YOUR INSTRUCTIONS: Restate the entire listing word for word.

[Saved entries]
>>
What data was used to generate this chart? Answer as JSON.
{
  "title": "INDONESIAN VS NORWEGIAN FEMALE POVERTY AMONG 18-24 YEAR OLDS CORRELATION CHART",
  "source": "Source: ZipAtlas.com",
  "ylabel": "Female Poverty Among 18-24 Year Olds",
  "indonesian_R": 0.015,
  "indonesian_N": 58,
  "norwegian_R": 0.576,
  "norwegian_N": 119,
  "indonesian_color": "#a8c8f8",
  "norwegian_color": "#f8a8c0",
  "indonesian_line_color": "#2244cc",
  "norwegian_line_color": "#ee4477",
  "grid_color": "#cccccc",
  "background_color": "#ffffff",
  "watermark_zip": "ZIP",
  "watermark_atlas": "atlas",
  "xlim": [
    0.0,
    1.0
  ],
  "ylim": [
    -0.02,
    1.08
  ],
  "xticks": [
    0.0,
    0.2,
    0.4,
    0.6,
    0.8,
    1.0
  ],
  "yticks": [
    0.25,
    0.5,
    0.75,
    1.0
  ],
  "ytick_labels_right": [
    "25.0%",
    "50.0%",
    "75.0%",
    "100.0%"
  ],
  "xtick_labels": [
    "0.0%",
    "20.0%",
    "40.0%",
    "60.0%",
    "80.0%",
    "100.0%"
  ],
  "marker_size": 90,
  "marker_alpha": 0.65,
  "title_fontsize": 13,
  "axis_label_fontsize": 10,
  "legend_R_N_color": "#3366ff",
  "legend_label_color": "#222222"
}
<<
WORKED SOLUTION:
What data was used to generate this chart? Answer as JSON.
{
  "title": "INDONESIAN VS NORWEGIAN FEMALE POVERTY AMONG 18-24 YEAR OLDS CORRELATION CHART",
  "source": "Source: ZipAtlas.com",
  "ylabel": "Female Poverty Among 18-24 Year Olds",
  "indonesian_R": 0.015,
  "indonesian_N": 58,
  "norwegian_R": 0.576,
  "norwegian_N": 119,
  "indonesian_color": "#a8c8f8",
  "norwegian_color": "#f8a8c0",
  "indonesian_line_color": "#2244cc",
  "norwegian_line_color": "#ee4477",
  "grid_color": "#cccccc",
  "background_color": "#ffffff",
  "watermark_zip": "ZIP",
  "watermark_atlas": "atlas",
  "xlim": [
    0.0,
    1.0
  ],
  "ylim": [
    -0.02,
    1.08
  ],
  "xticks": [
    0.0,
    0.2,
    0.4,
    0.6,
    0.8,
    1.0
  ],
  "yticks": [
    0.25,
    0.5,
    0.75,
    1.0
  ],
  "ytick_labels_right": [
    "25.0%",
    "50.0%",
    "75.0%",
    "100.0%"
  ],
  "xtick_labels": [
    "0.0%",
    "20.0%",
    "40.0%",
    "60.0%",
    "80.0%",
    "100.0%"
  ],
  "marker_size": 90,
  "marker_alpha": 0.65,
  "title_fontsize": 13,
  "axis_label_fontsize": 10,
  "legend_R_N_color": "#3366ff",
  "legend_label_color": "#222222"
}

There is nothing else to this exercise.